» **WHAT IS REQUIRED**
Below are the records; reproduce all of them exactly but without any images.

» **Extracts from a graphics dataset**

=====

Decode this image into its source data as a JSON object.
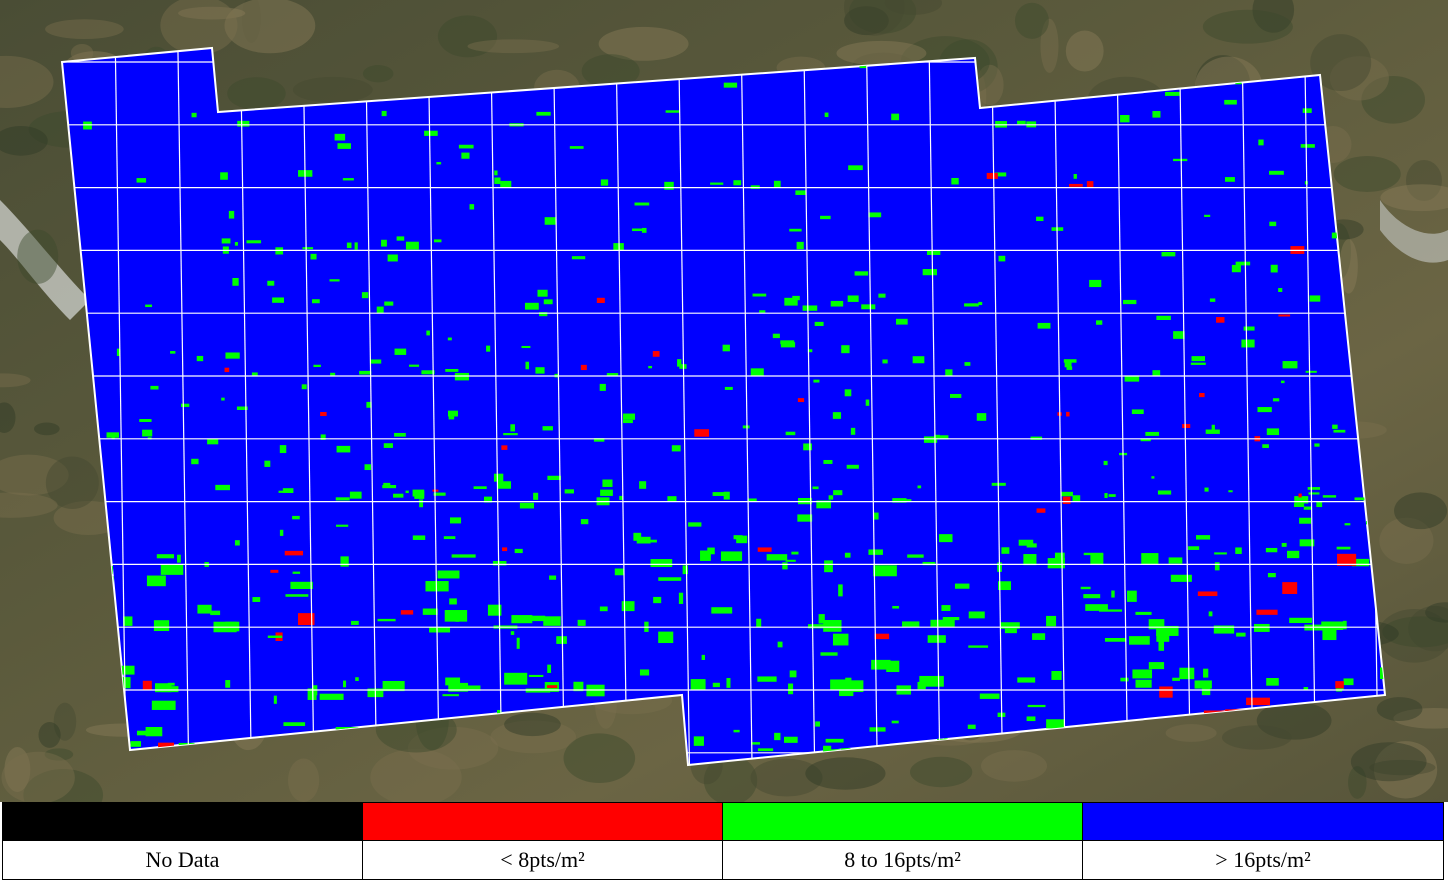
{
  "legend": {
    "items": [
      {
        "label": "No Data",
        "color": "#000000"
      },
      {
        "label": "< 8pts/m²",
        "color": "#ff0000"
      },
      {
        "label": "8 to 16pts/m²",
        "color": "#00ff00"
      },
      {
        "label": "> 16pts/m²",
        "color": "#0000ff"
      }
    ]
  }
}
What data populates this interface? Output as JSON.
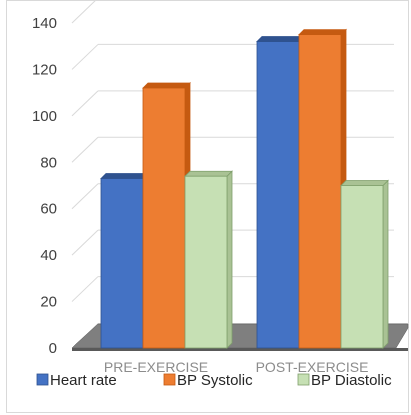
{
  "chart_data": {
    "type": "bar",
    "title": "",
    "xlabel": "",
    "ylabel": "",
    "categories": [
      "PRE-EXERCISE",
      "POST-EXERCISE"
    ],
    "series": [
      {
        "name": "Heart rate",
        "values": [
          73,
          132
        ]
      },
      {
        "name": "BP Systolic",
        "values": [
          112,
          135
        ]
      },
      {
        "name": "BP Diastolic",
        "values": [
          74,
          70
        ]
      }
    ],
    "ylim": [
      0,
      140
    ],
    "yticks": [
      "0",
      "20",
      "40",
      "60",
      "80",
      "100",
      "120",
      "140"
    ],
    "grid": true,
    "legend_position": "bottom",
    "style": "3d-clustered-column",
    "colors": {
      "series": [
        "#4472c4",
        "#ed7d31",
        "#c6e0b4"
      ],
      "series_dark": [
        "#2f528f",
        "#c55a11",
        "#a9c294"
      ],
      "series_stroke": [
        "#2f528f",
        "#c55a11",
        "#7f9f6b"
      ],
      "gridline": "#d9d9d9",
      "floor": "#7f7f7f",
      "floor_edge": "#595959"
    }
  }
}
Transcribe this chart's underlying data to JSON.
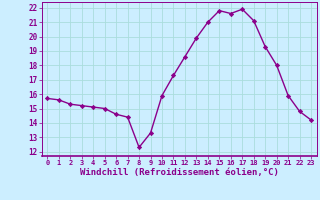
{
  "x": [
    0,
    1,
    2,
    3,
    4,
    5,
    6,
    7,
    8,
    9,
    10,
    11,
    12,
    13,
    14,
    15,
    16,
    17,
    18,
    19,
    20,
    21,
    22,
    23
  ],
  "y": [
    15.7,
    15.6,
    15.3,
    15.2,
    15.1,
    15.0,
    14.6,
    14.4,
    12.3,
    13.3,
    15.9,
    17.3,
    18.6,
    19.9,
    21.0,
    21.8,
    21.6,
    21.9,
    21.1,
    19.3,
    18.0,
    15.9,
    14.8,
    14.2
  ],
  "line_color": "#8B008B",
  "marker": "D",
  "marker_size": 2.2,
  "line_width": 1.0,
  "xlabel": "Windchill (Refroidissement éolien,°C)",
  "xlabel_fontsize": 6.5,
  "ylabel_ticks": [
    12,
    13,
    14,
    15,
    16,
    17,
    18,
    19,
    20,
    21,
    22
  ],
  "xtick_labels": [
    "0",
    "1",
    "2",
    "3",
    "4",
    "5",
    "6",
    "7",
    "8",
    "9",
    "10",
    "11",
    "12",
    "13",
    "14",
    "15",
    "16",
    "17",
    "18",
    "19",
    "20",
    "21",
    "22",
    "23"
  ],
  "ylim": [
    11.7,
    22.4
  ],
  "xlim": [
    -0.5,
    23.5
  ],
  "background_color": "#cceeff",
  "grid_color": "#aadddd",
  "tick_color": "#8B008B",
  "label_color": "#8B008B",
  "spine_color": "#8B008B"
}
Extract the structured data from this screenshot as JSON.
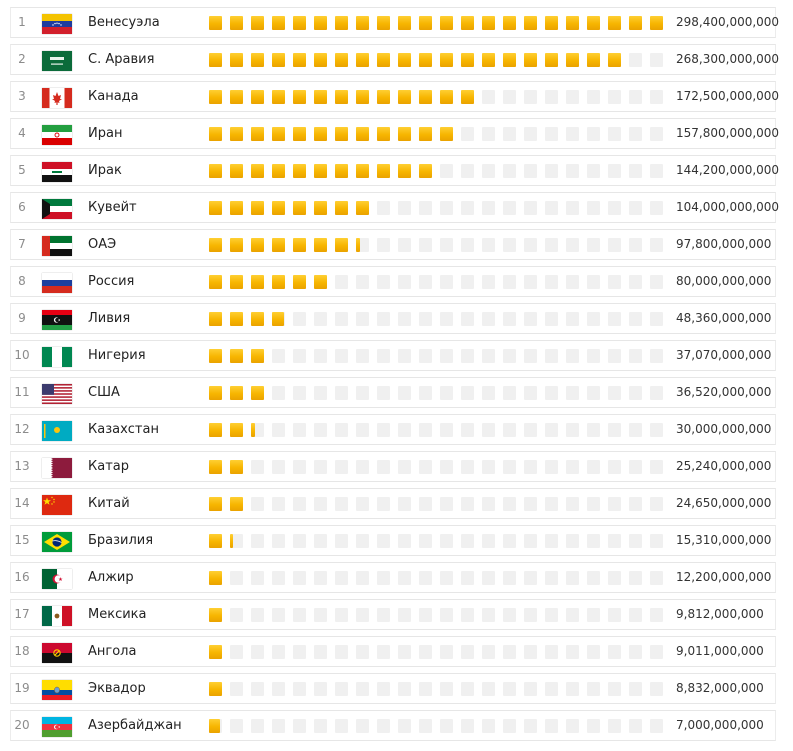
{
  "chart_data": {
    "type": "bar",
    "categories": [
      "Венесуэла",
      "С. Аравия",
      "Канада",
      "Иран",
      "Ирак",
      "Кувейт",
      "ОАЭ",
      "Россия",
      "Ливия",
      "Нигерия",
      "США",
      "Казахстан",
      "Катар",
      "Китай",
      "Бразилия",
      "Алжир",
      "Мексика",
      "Ангола",
      "Эквадор",
      "Азербайджан"
    ],
    "values": [
      298400000000,
      268300000000,
      172500000000,
      157800000000,
      144200000000,
      104000000000,
      97800000000,
      80000000000,
      48360000000,
      37070000000,
      36520000000,
      30000000000,
      25240000000,
      24650000000,
      15310000000,
      12200000000,
      9812000000,
      9011000000,
      8832000000,
      7000000000
    ],
    "ylim": [
      0,
      298400000000
    ]
  },
  "rows": [
    {
      "rank": "1",
      "name": "Венесуэла",
      "value_label": "298,400,000,000",
      "flag": "venezuela-flag-icon"
    },
    {
      "rank": "2",
      "name": "С. Аравия",
      "value_label": "268,300,000,000",
      "flag": "saudi-arabia-flag-icon"
    },
    {
      "rank": "3",
      "name": "Канада",
      "value_label": "172,500,000,000",
      "flag": "canada-flag-icon"
    },
    {
      "rank": "4",
      "name": "Иран",
      "value_label": "157,800,000,000",
      "flag": "iran-flag-icon"
    },
    {
      "rank": "5",
      "name": "Ирак",
      "value_label": "144,200,000,000",
      "flag": "iraq-flag-icon"
    },
    {
      "rank": "6",
      "name": "Кувейт",
      "value_label": "104,000,000,000",
      "flag": "kuwait-flag-icon"
    },
    {
      "rank": "7",
      "name": "ОАЭ",
      "value_label": "97,800,000,000",
      "flag": "uae-flag-icon"
    },
    {
      "rank": "8",
      "name": "Россия",
      "value_label": "80,000,000,000",
      "flag": "russia-flag-icon"
    },
    {
      "rank": "9",
      "name": "Ливия",
      "value_label": "48,360,000,000",
      "flag": "libya-flag-icon"
    },
    {
      "rank": "10",
      "name": "Нигерия",
      "value_label": "37,070,000,000",
      "flag": "nigeria-flag-icon"
    },
    {
      "rank": "11",
      "name": "США",
      "value_label": "36,520,000,000",
      "flag": "usa-flag-icon"
    },
    {
      "rank": "12",
      "name": "Казахстан",
      "value_label": "30,000,000,000",
      "flag": "kazakhstan-flag-icon"
    },
    {
      "rank": "13",
      "name": "Катар",
      "value_label": "25,240,000,000",
      "flag": "qatar-flag-icon"
    },
    {
      "rank": "14",
      "name": "Китай",
      "value_label": "24,650,000,000",
      "flag": "china-flag-icon"
    },
    {
      "rank": "15",
      "name": "Бразилия",
      "value_label": "15,310,000,000",
      "flag": "brazil-flag-icon"
    },
    {
      "rank": "16",
      "name": "Алжир",
      "value_label": "12,200,000,000",
      "flag": "algeria-flag-icon"
    },
    {
      "rank": "17",
      "name": "Мексика",
      "value_label": "9,812,000,000",
      "flag": "mexico-flag-icon"
    },
    {
      "rank": "18",
      "name": "Ангола",
      "value_label": "9,011,000,000",
      "flag": "angola-flag-icon"
    },
    {
      "rank": "19",
      "name": "Эквадор",
      "value_label": "8,832,000,000",
      "flag": "ecuador-flag-icon"
    },
    {
      "rank": "20",
      "name": "Азербайджан",
      "value_label": "7,000,000,000",
      "flag": "azerbaijan-flag-icon"
    }
  ],
  "colors": {
    "bar_fill": "#f7b500",
    "bar_empty": "#f0f0f0"
  }
}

=====

» **RESPONSE FOR THIS EXERCISE**
Decode this image into its source data as a JSON object.
{
  "legend": {
    "items": [
      {
        "label": "No Data",
        "color": "#000000"
      },
      {
        "label": "< 8pts/m²",
        "color": "#ff0000"
      },
      {
        "label": "8 to 16pts/m²",
        "color": "#00ff00"
      },
      {
        "label": "> 16pts/m²",
        "color": "#0000ff"
      }
    ]
  }
}
What data populates this interface? Output as JSON.
{
  "chart_data": {
    "type": "bar",
    "title": "",
    "xlabel": "",
    "ylabel": "",
    "categories": [
      "PRE-EXERCISE",
      "POST-EXERCISE"
    ],
    "series": [
      {
        "name": "Heart rate",
        "values": [
          73,
          132
        ]
      },
      {
        "name": "BP Systolic",
        "values": [
          112,
          135
        ]
      },
      {
        "name": "BP Diastolic",
        "values": [
          74,
          70
        ]
      }
    ],
    "ylim": [
      0,
      140
    ],
    "yticks": [
      "0",
      "20",
      "40",
      "60",
      "80",
      "100",
      "120",
      "140"
    ],
    "grid": true,
    "legend_position": "bottom",
    "style": "3d-clustered-column",
    "colors": {
      "series": [
        "#4472c4",
        "#ed7d31",
        "#c6e0b4"
      ],
      "series_dark": [
        "#2f528f",
        "#c55a11",
        "#a9c294"
      ],
      "series_stroke": [
        "#2f528f",
        "#c55a11",
        "#7f9f6b"
      ],
      "gridline": "#d9d9d9",
      "floor": "#7f7f7f",
      "floor_edge": "#595959"
    }
  }
}
Transcribe this chart's underlying data to JSON.
{
  "x": [
    0,
    1,
    2,
    3,
    4,
    5,
    6,
    7,
    8,
    9,
    10,
    11,
    12,
    13,
    14,
    15,
    16,
    17,
    18,
    19,
    20,
    21,
    22,
    23
  ],
  "y": [
    15.7,
    15.6,
    15.3,
    15.2,
    15.1,
    15.0,
    14.6,
    14.4,
    12.3,
    13.3,
    15.9,
    17.3,
    18.6,
    19.9,
    21.0,
    21.8,
    21.6,
    21.9,
    21.1,
    19.3,
    18.0,
    15.9,
    14.8,
    14.2
  ],
  "line_color": "#8B008B",
  "marker": "D",
  "marker_size": 2.2,
  "line_width": 1.0,
  "xlabel": "Windchill (Refroidissement éolien,°C)",
  "xlabel_fontsize": 6.5,
  "ylabel_ticks": [
    12,
    13,
    14,
    15,
    16,
    17,
    18,
    19,
    20,
    21,
    22
  ],
  "xtick_labels": [
    "0",
    "1",
    "2",
    "3",
    "4",
    "5",
    "6",
    "7",
    "8",
    "9",
    "10",
    "11",
    "12",
    "13",
    "14",
    "15",
    "16",
    "17",
    "18",
    "19",
    "20",
    "21",
    "22",
    "23"
  ],
  "ylim": [
    11.7,
    22.4
  ],
  "xlim": [
    -0.5,
    23.5
  ],
  "background_color": "#cceeff",
  "grid_color": "#aadddd",
  "tick_color": "#8B008B",
  "label_color": "#8B008B",
  "spine_color": "#8B008B"
}
Extract the structured data from this screenshot as JSON.
{
  "chart_data": {
    "type": "bar",
    "categories": [
      "Венесуэла",
      "С. Аравия",
      "Канада",
      "Иран",
      "Ирак",
      "Кувейт",
      "ОАЭ",
      "Россия",
      "Ливия",
      "Нигерия",
      "США",
      "Казахстан",
      "Катар",
      "Китай",
      "Бразилия",
      "Алжир",
      "Мексика",
      "Ангола",
      "Эквадор",
      "Азербайджан"
    ],
    "values": [
      298400000000,
      268300000000,
      172500000000,
      157800000000,
      144200000000,
      104000000000,
      97800000000,
      80000000000,
      48360000000,
      37070000000,
      36520000000,
      30000000000,
      25240000000,
      24650000000,
      15310000000,
      12200000000,
      9812000000,
      9011000000,
      8832000000,
      7000000000
    ],
    "ylim": [
      0,
      298400000000
    ]
  },
  "rows": [
    {
      "rank": "1",
      "name": "Венесуэла",
      "value_label": "298,400,000,000",
      "flag": "venezuela-flag-icon"
    },
    {
      "rank": "2",
      "name": "С. Аравия",
      "value_label": "268,300,000,000",
      "flag": "saudi-arabia-flag-icon"
    },
    {
      "rank": "3",
      "name": "Канада",
      "value_label": "172,500,000,000",
      "flag": "canada-flag-icon"
    },
    {
      "rank": "4",
      "name": "Иран",
      "value_label": "157,800,000,000",
      "flag": "iran-flag-icon"
    },
    {
      "rank": "5",
      "name": "Ирак",
      "value_label": "144,200,000,000",
      "flag": "iraq-flag-icon"
    },
    {
      "rank": "6",
      "name": "Кувейт",
      "value_label": "104,000,000,000",
      "flag": "kuwait-flag-icon"
    },
    {
      "rank": "7",
      "name": "ОАЭ",
      "value_label": "97,800,000,000",
      "flag": "uae-flag-icon"
    },
    {
      "rank": "8",
      "name": "Россия",
      "value_label": "80,000,000,000",
      "flag": "russia-flag-icon"
    },
    {
      "rank": "9",
      "name": "Ливия",
      "value_label": "48,360,000,000",
      "flag": "libya-flag-icon"
    },
    {
      "rank": "10",
      "name": "Нигерия",
      "value_label": "37,070,000,000",
      "flag": "nigeria-flag-icon"
    },
    {
      "rank": "11",
      "name": "США",
      "value_label": "36,520,000,000",
      "flag": "usa-flag-icon"
    },
    {
      "rank": "12",
      "name": "Казахстан",
      "value_label": "30,000,000,000",
      "flag": "kazakhstan-flag-icon"
    },
    {
      "rank": "13",
      "name": "Катар",
      "value_label": "25,240,000,000",
      "flag": "qatar-flag-icon"
    },
    {
      "rank": "14",
      "name": "Китай",
      "value_label": "24,650,000,000",
      "flag": "china-flag-icon"
    },
    {
      "rank": "15",
      "name": "Бразилия",
      "value_label": "15,310,000,000",
      "flag": "brazil-flag-icon"
    },
    {
      "rank": "16",
      "name": "Алжир",
      "value_label": "12,200,000,000",
      "flag": "algeria-flag-icon"
    },
    {
      "rank": "17",
      "name": "Мексика",
      "value_label": "9,812,000,000",
      "flag": "mexico-flag-icon"
    },
    {
      "rank": "18",
      "name": "Ангола",
      "value_label": "9,011,000,000",
      "flag": "angola-flag-icon"
    },
    {
      "rank": "19",
      "name": "Эквадор",
      "value_label": "8,832,000,000",
      "flag": "ecuador-flag-icon"
    },
    {
      "rank": "20",
      "name": "Азербайджан",
      "value_label": "7,000,000,000",
      "flag": "azerbaijan-flag-icon"
    }
  ],
  "colors": {
    "bar_fill": "#f7b500",
    "bar_empty": "#f0f0f0"
  }
}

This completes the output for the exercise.